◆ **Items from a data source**

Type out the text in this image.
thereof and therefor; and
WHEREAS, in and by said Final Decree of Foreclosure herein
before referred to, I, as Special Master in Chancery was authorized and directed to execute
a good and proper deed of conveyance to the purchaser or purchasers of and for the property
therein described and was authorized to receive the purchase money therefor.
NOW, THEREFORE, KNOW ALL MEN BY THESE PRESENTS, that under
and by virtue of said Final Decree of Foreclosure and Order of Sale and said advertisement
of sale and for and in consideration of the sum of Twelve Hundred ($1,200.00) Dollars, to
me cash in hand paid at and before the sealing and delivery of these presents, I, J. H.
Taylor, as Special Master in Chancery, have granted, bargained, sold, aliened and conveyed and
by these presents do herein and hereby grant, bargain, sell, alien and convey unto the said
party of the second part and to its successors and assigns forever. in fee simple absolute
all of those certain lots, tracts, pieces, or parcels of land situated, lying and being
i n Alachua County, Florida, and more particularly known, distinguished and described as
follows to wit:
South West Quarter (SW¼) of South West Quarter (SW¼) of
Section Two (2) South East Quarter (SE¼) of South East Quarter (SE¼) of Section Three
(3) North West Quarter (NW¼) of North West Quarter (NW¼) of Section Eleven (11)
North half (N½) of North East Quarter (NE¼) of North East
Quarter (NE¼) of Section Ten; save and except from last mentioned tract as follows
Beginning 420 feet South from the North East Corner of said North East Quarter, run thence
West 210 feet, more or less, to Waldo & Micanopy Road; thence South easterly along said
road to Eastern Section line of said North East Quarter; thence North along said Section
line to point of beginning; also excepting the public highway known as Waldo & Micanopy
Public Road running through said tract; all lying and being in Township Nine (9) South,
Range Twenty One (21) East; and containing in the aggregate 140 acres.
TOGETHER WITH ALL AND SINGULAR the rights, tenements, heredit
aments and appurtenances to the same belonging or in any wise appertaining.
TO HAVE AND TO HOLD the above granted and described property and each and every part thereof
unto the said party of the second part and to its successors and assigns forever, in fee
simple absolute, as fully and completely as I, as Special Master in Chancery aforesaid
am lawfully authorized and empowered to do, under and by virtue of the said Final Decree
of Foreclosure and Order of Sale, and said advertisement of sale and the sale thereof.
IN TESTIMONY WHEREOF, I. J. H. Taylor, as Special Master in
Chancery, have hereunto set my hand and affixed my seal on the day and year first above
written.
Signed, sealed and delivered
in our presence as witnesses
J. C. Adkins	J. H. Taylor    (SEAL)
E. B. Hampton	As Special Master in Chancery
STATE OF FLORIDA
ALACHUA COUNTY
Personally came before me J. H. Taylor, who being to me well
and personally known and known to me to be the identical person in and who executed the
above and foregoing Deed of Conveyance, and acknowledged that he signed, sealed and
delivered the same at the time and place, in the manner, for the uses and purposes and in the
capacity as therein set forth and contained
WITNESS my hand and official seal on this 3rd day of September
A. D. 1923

◆ **Set task**
Count how many lines in the data above hold the string "along", and give the number with no other words.

◆ **Answer to this problem**
2